» Work required
Copy every line that holds "материалы".

» Data records
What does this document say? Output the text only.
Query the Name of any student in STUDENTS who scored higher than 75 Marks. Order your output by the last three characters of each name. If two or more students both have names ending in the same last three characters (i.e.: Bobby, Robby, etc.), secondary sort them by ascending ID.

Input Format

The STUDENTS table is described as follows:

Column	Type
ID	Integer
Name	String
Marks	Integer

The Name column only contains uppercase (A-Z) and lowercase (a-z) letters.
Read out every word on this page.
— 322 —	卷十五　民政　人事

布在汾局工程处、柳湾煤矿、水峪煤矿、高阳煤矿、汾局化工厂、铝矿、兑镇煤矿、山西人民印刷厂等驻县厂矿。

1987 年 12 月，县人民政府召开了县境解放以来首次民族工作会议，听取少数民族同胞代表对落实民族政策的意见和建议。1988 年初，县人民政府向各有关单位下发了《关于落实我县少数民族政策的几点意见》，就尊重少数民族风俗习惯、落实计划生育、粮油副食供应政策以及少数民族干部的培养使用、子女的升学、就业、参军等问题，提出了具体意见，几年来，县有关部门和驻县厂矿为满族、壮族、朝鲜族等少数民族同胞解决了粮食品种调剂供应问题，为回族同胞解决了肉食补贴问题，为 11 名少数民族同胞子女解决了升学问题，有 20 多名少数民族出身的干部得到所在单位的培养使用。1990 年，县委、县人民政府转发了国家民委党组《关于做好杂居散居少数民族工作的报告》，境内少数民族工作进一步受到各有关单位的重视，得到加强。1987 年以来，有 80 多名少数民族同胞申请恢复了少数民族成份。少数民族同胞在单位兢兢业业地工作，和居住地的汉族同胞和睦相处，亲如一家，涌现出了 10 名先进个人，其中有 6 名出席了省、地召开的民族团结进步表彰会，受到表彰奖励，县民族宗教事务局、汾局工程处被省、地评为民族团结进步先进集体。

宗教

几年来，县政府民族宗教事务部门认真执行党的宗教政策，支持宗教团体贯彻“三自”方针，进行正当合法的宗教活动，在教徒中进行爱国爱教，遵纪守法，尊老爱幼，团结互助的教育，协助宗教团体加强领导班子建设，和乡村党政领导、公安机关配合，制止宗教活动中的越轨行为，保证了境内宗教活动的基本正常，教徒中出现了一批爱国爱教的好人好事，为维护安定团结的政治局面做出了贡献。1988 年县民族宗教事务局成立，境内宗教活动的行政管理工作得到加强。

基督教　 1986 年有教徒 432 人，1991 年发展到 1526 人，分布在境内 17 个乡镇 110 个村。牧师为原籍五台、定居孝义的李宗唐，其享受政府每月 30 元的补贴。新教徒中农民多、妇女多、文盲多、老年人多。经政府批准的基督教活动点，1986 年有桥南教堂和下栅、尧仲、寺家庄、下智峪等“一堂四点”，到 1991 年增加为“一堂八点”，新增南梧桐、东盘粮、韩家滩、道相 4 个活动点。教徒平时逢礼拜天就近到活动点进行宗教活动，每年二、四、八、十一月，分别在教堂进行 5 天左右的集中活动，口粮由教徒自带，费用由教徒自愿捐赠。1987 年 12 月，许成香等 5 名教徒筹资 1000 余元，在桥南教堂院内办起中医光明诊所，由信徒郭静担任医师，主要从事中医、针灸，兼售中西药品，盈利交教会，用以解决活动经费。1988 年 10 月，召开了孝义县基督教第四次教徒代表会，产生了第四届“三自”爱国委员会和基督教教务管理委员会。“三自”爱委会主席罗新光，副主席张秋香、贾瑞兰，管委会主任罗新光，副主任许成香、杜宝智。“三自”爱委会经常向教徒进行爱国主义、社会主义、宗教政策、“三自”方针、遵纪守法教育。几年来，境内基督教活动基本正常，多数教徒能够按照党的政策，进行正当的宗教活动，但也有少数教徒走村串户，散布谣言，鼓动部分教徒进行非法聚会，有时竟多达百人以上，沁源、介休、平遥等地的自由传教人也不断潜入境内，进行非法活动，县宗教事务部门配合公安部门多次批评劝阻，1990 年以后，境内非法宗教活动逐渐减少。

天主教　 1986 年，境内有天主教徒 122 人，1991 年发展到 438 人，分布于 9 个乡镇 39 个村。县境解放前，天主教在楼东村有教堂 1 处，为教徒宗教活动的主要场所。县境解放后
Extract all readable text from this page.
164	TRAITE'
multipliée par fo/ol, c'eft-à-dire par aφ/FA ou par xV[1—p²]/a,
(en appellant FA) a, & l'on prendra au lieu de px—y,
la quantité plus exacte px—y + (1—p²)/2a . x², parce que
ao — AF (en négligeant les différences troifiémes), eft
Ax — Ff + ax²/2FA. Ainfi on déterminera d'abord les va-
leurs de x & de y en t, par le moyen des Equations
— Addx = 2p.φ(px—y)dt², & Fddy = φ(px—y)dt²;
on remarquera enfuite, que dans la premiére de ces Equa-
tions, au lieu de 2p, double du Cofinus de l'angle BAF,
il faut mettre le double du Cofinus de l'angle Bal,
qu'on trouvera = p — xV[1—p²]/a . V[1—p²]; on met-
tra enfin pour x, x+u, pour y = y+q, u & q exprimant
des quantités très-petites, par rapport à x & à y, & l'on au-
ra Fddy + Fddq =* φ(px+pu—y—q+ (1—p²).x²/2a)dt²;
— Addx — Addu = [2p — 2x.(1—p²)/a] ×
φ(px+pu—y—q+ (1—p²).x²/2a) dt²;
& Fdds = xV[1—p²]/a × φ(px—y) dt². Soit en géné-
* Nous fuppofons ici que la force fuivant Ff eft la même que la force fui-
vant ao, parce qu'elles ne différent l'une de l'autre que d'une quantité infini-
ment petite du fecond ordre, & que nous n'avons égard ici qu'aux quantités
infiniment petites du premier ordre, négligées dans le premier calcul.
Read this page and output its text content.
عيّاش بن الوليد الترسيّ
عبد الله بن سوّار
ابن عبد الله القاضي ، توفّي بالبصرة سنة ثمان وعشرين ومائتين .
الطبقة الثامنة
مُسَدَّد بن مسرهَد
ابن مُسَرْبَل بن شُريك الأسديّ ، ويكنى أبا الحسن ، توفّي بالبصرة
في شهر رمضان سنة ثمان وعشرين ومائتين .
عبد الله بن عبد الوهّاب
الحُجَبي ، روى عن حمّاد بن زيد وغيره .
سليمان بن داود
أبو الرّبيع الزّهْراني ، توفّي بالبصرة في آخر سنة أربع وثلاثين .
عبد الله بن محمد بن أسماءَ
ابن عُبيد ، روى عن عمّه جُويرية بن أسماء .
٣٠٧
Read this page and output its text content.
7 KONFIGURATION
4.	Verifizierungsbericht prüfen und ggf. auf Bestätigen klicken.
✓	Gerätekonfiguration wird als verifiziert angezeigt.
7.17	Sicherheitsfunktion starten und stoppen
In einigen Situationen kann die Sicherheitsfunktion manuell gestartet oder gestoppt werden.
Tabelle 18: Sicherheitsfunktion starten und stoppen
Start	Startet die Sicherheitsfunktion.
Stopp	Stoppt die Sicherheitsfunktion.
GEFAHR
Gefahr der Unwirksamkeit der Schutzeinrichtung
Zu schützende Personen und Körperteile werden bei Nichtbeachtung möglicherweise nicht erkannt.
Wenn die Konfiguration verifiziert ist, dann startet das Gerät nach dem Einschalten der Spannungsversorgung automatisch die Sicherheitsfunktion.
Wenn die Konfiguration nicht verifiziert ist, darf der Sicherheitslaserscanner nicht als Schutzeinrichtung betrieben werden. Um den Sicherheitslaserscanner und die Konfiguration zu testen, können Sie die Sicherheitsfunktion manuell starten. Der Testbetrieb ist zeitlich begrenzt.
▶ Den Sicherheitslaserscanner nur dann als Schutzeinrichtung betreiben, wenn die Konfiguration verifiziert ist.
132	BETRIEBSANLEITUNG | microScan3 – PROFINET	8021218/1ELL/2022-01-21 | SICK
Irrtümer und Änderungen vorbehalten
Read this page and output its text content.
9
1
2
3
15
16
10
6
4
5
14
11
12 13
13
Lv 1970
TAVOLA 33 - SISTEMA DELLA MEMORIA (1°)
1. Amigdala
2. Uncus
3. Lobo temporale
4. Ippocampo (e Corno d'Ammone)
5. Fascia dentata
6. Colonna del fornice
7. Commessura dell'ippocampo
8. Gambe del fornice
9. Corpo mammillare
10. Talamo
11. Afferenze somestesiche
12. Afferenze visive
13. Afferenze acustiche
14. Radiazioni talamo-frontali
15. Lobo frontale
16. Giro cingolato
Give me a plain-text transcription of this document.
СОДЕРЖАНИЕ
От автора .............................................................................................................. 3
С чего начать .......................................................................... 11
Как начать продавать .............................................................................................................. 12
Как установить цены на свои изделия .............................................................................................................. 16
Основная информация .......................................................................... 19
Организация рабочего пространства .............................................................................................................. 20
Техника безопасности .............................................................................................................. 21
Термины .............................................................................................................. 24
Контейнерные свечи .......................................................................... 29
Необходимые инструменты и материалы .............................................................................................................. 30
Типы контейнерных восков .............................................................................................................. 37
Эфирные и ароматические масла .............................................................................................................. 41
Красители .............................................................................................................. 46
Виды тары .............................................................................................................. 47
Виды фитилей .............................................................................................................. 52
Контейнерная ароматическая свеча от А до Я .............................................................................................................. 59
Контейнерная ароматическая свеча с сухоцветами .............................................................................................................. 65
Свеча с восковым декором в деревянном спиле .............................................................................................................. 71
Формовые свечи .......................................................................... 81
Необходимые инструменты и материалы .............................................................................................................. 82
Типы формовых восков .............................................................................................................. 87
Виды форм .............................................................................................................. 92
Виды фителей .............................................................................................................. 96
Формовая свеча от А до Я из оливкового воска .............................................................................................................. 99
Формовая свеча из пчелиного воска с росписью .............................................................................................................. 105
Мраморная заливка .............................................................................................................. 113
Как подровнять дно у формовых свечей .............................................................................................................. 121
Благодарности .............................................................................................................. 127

» Result of this task
Необходимые инструменты и материалы .............................................................................................................. 30
Необходимые инструменты и материалы .............................................................................................................. 82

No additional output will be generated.